## WHAT THE TASK REQUIRES
Copy the following entries word for word.

# START OF DATA SHOWN

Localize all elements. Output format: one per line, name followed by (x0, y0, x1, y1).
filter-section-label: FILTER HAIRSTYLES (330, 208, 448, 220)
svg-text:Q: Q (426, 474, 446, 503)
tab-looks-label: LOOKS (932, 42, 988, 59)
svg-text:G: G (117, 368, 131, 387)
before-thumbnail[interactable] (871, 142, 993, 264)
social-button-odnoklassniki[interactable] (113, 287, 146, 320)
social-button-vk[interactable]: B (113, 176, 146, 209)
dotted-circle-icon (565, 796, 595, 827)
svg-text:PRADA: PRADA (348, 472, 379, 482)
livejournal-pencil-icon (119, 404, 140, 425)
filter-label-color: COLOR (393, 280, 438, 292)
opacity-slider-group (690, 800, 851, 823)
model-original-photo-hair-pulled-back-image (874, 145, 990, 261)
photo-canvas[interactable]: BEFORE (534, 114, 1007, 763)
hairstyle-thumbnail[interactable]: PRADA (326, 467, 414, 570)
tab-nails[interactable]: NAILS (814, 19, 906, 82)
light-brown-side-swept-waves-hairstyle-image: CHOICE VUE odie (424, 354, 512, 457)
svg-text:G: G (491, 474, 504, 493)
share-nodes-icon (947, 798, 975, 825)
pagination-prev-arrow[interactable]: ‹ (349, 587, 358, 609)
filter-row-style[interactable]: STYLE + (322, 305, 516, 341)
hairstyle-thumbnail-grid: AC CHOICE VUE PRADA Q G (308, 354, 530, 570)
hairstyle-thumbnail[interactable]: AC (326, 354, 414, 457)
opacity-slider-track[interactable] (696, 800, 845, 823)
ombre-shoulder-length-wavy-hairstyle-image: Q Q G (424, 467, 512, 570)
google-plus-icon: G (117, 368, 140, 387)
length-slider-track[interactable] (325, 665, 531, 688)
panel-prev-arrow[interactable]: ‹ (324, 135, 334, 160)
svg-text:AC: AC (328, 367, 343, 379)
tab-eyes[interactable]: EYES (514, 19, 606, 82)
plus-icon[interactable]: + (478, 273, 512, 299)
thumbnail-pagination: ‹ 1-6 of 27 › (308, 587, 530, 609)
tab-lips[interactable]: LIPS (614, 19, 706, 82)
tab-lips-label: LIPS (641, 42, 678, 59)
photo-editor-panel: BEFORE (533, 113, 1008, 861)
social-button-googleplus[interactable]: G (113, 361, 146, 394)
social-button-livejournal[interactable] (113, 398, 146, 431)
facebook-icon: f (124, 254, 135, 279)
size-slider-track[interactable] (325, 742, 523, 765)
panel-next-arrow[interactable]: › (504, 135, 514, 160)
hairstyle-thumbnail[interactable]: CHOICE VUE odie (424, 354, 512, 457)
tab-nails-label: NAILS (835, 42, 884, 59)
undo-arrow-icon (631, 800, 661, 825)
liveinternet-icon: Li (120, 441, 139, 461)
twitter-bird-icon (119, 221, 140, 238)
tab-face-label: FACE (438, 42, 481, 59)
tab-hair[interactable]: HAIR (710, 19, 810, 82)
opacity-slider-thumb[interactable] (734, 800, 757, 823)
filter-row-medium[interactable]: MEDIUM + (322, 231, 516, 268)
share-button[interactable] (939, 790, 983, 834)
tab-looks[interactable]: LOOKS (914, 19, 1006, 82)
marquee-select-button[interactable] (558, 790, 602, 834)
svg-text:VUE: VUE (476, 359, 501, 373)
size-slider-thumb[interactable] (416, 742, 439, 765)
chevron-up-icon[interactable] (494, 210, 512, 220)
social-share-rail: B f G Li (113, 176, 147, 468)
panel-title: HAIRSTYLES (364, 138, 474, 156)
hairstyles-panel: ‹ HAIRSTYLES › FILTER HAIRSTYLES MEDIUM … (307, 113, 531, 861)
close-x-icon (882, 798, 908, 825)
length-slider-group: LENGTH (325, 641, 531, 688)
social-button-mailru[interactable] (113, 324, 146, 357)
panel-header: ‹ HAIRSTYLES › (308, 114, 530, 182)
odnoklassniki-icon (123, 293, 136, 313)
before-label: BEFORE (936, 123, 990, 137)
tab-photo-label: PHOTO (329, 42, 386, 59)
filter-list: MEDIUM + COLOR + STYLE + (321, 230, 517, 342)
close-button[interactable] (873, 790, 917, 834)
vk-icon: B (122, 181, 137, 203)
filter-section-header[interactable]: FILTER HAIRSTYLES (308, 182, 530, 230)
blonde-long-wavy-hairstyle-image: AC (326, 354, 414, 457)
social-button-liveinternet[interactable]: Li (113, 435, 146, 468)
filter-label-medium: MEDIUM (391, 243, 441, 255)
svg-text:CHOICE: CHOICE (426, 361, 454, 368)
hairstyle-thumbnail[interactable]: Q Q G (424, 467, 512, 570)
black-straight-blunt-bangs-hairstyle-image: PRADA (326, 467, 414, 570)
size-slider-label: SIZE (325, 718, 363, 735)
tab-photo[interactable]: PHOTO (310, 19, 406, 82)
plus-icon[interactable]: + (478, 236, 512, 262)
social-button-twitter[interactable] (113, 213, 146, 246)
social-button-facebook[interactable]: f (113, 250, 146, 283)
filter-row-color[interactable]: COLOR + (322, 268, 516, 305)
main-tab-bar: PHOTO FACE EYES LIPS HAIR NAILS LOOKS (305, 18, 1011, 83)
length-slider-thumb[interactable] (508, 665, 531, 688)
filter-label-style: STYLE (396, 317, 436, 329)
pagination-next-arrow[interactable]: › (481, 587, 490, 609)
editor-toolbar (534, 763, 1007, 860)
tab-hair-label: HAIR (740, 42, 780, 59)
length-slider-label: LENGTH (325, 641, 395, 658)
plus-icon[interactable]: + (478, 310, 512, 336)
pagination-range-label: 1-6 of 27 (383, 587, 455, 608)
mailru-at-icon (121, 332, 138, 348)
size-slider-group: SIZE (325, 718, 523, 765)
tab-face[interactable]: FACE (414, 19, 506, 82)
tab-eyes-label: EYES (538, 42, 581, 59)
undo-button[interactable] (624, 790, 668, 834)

# END OF DATA SHOWN

## SOLVED EXERCISE
Localize all elements. Output format: one per line, name followed by (x0, y0, x1, y1).
filter-section-label: FILTER HAIRSTYLES (330, 208, 448, 220)
svg-text:Q: Q (426, 474, 446, 503)
tab-looks-label: LOOKS (932, 42, 988, 59)
svg-text:G: G (117, 368, 131, 387)
before-thumbnail[interactable] (871, 142, 993, 264)
social-button-odnoklassniki[interactable] (113, 287, 146, 320)
social-button-vk[interactable]: B (113, 176, 146, 209)
dotted-circle-icon (565, 796, 595, 827)
svg-text:PRADA: PRADA (348, 472, 379, 482)
livejournal-pencil-icon (119, 404, 140, 425)
filter-label-color: COLOR (393, 280, 438, 292)
opacity-slider-group (690, 800, 851, 823)
model-original-photo-hair-pulled-back-image (874, 145, 990, 261)
photo-canvas[interactable]: BEFORE (534, 114, 1007, 763)
hairstyle-thumbnail[interactable]: PRADA (326, 467, 414, 570)
tab-nails[interactable]: NAILS (814, 19, 906, 82)
light-brown-side-swept-waves-hairstyle-image: CHOICE VUE odie (424, 354, 512, 457)
svg-text:G: G (491, 474, 504, 493)
share-nodes-icon (947, 798, 975, 825)
pagination-prev-arrow[interactable]: ‹ (349, 587, 358, 609)
filter-row-style[interactable]: STYLE + (322, 305, 516, 341)
hairstyle-thumbnail-grid: AC CHOICE VUE PRADA Q G (308, 354, 530, 570)
hairstyle-thumbnail[interactable]: AC (326, 354, 414, 457)
opacity-slider-track[interactable] (696, 800, 845, 823)
ombre-shoulder-length-wavy-hairstyle-image: Q Q G (424, 467, 512, 570)
google-plus-icon: G (117, 368, 140, 387)
length-slider-track[interactable] (325, 665, 531, 688)
panel-prev-arrow[interactable]: ‹ (324, 135, 334, 160)
svg-text:AC: AC (328, 367, 343, 379)
tab-eyes[interactable]: EYES (514, 19, 606, 82)
plus-icon[interactable]: + (478, 273, 512, 299)
thumbnail-pagination: ‹ 1-6 of 27 › (308, 587, 530, 609)
tab-lips[interactable]: LIPS (614, 19, 706, 82)
tab-lips-label: LIPS (641, 42, 678, 59)
photo-editor-panel: BEFORE (533, 113, 1008, 861)
social-button-googleplus[interactable]: G (113, 361, 146, 394)
social-button-livejournal[interactable] (113, 398, 146, 431)
facebook-icon: f (124, 254, 135, 279)
size-slider-track[interactable] (325, 742, 523, 765)
panel-next-arrow[interactable]: › (504, 135, 514, 160)
hairstyle-thumbnail[interactable]: CHOICE VUE odie (424, 354, 512, 457)
tab-nails-label: NAILS (835, 42, 884, 59)
undo-arrow-icon (631, 800, 661, 825)
liveinternet-icon: Li (120, 441, 139, 461)
twitter-bird-icon (119, 221, 140, 238)
tab-face-label: FACE (438, 42, 481, 59)
tab-hair[interactable]: HAIR (710, 19, 810, 82)
opacity-slider-thumb[interactable] (734, 800, 757, 823)
filter-row-medium[interactable]: MEDIUM + (322, 231, 516, 268)
share-button[interactable] (939, 790, 983, 834)
tab-looks[interactable]: LOOKS (914, 19, 1006, 82)
marquee-select-button[interactable] (558, 790, 602, 834)
svg-text:VUE: VUE (476, 359, 501, 373)
size-slider-thumb[interactable] (416, 742, 439, 765)
chevron-up-icon[interactable] (494, 210, 512, 220)
social-share-rail: B f G Li (113, 176, 147, 468)
panel-title: HAIRSTYLES (364, 138, 474, 156)
hairstyles-panel: ‹ HAIRSTYLES › FILTER HAIRSTYLES MEDIUM … (307, 113, 531, 861)
close-x-icon (882, 798, 908, 825)
length-slider-group: LENGTH (325, 641, 531, 688)
social-button-mailru[interactable] (113, 324, 146, 357)
panel-header: ‹ HAIRSTYLES › (308, 114, 530, 182)
odnoklassniki-icon (123, 293, 136, 313)
before-label: BEFORE (936, 123, 990, 137)
tab-photo-label: PHOTO (329, 42, 386, 59)
filter-list: MEDIUM + COLOR + STYLE + (321, 230, 517, 342)
close-button[interactable] (873, 790, 917, 834)
vk-icon: B (122, 181, 137, 203)
filter-section-header[interactable]: FILTER HAIRSTYLES (308, 182, 530, 230)
blonde-long-wavy-hairstyle-image: AC (326, 354, 414, 457)
social-button-liveinternet[interactable]: Li (113, 435, 146, 468)
filter-label-medium: MEDIUM (391, 243, 441, 255)
svg-text:CHOICE: CHOICE (426, 361, 454, 368)
hairstyle-thumbnail[interactable]: Q Q G (424, 467, 512, 570)
black-straight-blunt-bangs-hairstyle-image: PRADA (326, 467, 414, 570)
size-slider-label: SIZE (325, 718, 363, 735)
tab-photo[interactable]: PHOTO (310, 19, 406, 82)
plus-icon[interactable]: + (478, 236, 512, 262)
social-button-twitter[interactable] (113, 213, 146, 246)
social-button-facebook[interactable]: f (113, 250, 146, 283)
filter-row-color[interactable]: COLOR + (322, 268, 516, 305)
main-tab-bar: PHOTO FACE EYES LIPS HAIR NAILS LOOKS (305, 18, 1011, 83)
length-slider-thumb[interactable] (508, 665, 531, 688)
filter-label-style: STYLE (396, 317, 436, 329)
pagination-next-arrow[interactable]: › (481, 587, 490, 609)
editor-toolbar (534, 763, 1007, 860)
tab-hair-label: HAIR (740, 42, 780, 59)
length-slider-label: LENGTH (325, 641, 395, 658)
plus-icon[interactable]: + (478, 310, 512, 336)
pagination-range-label: 1-6 of 27 (383, 587, 455, 608)
mailru-at-icon (121, 332, 138, 348)
size-slider-group: SIZE (325, 718, 523, 765)
tab-face[interactable]: FACE (414, 19, 506, 82)
tab-eyes-label: EYES (538, 42, 581, 59)
undo-button[interactable] (624, 790, 668, 834)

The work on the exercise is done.